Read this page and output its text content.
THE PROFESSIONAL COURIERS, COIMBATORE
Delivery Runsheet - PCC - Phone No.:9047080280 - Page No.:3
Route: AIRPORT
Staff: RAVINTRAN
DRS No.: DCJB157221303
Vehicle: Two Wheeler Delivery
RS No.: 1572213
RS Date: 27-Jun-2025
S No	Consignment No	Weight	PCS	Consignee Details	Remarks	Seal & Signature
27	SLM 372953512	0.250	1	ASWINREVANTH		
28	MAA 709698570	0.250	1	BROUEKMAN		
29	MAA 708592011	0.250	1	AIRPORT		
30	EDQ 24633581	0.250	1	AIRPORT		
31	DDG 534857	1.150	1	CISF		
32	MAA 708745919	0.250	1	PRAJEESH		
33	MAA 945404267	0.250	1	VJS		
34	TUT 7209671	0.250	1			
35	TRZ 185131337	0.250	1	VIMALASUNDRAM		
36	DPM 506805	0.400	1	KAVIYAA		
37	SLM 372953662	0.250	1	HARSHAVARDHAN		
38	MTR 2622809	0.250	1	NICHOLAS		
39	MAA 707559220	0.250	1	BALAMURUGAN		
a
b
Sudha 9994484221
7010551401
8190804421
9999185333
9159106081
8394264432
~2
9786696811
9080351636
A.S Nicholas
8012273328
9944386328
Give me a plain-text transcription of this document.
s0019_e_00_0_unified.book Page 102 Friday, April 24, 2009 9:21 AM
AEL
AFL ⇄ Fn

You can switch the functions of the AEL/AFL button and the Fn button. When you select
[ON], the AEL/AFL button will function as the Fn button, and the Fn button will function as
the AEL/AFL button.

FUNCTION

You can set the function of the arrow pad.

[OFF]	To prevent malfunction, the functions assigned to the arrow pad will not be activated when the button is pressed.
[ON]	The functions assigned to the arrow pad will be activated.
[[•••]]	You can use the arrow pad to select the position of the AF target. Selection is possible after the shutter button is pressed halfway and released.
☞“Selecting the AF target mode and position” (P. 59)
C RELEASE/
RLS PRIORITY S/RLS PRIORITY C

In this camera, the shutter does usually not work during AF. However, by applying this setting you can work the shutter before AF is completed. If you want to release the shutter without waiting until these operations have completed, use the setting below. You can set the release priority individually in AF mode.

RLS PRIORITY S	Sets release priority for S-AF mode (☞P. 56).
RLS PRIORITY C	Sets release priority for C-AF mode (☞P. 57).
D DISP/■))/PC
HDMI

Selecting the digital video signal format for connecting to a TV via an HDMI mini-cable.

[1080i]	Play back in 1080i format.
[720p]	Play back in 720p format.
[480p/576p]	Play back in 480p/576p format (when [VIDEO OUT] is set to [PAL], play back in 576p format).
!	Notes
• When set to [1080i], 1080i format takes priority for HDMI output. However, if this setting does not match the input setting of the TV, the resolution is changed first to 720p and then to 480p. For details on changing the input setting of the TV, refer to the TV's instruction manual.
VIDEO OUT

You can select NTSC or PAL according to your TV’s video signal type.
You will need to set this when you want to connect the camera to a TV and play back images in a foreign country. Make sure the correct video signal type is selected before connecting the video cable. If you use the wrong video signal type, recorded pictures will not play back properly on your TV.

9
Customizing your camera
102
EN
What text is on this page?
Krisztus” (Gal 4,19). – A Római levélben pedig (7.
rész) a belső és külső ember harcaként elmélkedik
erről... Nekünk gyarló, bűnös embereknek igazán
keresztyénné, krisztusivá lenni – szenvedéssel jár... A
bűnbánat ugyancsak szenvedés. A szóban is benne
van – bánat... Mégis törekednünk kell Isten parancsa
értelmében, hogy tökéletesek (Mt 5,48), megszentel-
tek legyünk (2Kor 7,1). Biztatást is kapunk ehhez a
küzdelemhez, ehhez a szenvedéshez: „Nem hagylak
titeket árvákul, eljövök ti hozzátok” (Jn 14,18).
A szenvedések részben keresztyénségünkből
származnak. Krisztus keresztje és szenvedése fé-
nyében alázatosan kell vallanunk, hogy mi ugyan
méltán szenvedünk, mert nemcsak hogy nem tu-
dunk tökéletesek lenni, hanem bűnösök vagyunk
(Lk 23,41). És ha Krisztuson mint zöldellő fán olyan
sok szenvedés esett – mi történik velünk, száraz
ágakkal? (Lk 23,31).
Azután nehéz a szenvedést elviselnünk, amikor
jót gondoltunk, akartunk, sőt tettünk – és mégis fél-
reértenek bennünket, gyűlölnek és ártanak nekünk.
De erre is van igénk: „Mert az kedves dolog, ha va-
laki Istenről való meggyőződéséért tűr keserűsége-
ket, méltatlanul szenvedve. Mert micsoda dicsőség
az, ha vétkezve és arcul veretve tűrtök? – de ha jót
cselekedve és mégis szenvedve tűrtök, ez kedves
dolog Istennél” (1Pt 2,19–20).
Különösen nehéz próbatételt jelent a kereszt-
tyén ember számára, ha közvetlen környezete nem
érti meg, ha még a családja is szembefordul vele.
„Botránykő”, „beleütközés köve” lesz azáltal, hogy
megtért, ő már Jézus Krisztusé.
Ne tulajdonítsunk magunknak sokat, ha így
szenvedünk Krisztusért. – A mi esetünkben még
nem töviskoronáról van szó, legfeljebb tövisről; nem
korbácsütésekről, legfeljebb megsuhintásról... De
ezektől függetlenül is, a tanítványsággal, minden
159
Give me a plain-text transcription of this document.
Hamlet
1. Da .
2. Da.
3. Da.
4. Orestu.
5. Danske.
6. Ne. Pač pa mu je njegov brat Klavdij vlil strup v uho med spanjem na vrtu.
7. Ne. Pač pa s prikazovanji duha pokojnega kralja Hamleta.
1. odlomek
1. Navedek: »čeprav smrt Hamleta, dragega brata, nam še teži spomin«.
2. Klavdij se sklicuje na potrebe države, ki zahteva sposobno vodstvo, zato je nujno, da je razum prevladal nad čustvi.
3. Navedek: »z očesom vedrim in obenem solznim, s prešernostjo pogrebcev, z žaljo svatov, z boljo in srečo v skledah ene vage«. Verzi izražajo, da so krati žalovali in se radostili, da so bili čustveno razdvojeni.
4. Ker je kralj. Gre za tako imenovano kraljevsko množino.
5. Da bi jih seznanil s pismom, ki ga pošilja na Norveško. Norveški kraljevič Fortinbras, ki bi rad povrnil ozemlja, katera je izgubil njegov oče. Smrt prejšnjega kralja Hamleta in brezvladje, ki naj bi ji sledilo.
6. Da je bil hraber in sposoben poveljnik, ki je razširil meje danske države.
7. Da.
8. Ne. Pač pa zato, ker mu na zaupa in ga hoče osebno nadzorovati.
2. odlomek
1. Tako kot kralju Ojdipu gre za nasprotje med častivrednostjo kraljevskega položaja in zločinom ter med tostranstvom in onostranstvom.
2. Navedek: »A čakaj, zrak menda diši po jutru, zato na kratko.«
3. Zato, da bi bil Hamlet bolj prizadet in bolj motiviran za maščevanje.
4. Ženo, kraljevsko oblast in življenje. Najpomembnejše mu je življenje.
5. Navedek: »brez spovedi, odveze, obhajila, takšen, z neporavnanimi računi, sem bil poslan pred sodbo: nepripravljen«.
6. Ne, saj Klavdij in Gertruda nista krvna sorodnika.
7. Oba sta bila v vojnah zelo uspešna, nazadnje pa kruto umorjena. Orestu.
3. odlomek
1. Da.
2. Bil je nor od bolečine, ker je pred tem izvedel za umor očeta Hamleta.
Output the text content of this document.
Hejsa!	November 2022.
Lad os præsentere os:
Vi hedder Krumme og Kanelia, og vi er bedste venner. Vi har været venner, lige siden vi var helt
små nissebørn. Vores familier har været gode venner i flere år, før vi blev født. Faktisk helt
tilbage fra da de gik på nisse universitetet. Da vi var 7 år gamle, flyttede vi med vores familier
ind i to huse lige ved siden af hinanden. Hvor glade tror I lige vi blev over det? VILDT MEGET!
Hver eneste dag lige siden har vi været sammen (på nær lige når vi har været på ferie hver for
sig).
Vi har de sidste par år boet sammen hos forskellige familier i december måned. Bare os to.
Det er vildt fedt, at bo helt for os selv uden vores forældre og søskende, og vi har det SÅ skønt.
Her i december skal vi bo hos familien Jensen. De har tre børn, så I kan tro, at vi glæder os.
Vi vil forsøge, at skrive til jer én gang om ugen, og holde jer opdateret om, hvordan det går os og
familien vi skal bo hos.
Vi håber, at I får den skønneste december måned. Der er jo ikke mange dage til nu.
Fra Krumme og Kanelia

=-=-=-=-=

◆ AIM: Where a line holds "will", copy that line.

◆ SOLUTION TO THIS EXERCISE:
[ON], the AEL/AFL button will function as the Fn button, and the Fn button will function as
[OFF]	To prevent malfunction, the functions assigned to the arrow pad will not be activated when the button is pressed.
[ON]	The functions assigned to the arrow pad will be activated.
You will need to set this when you want to connect the camera to a TV and play back images in a foreign country. Make sure the correct video signal type is selected before connecting the video cable. If you use the wrong video signal type, recorded pictures will not play back properly on your TV.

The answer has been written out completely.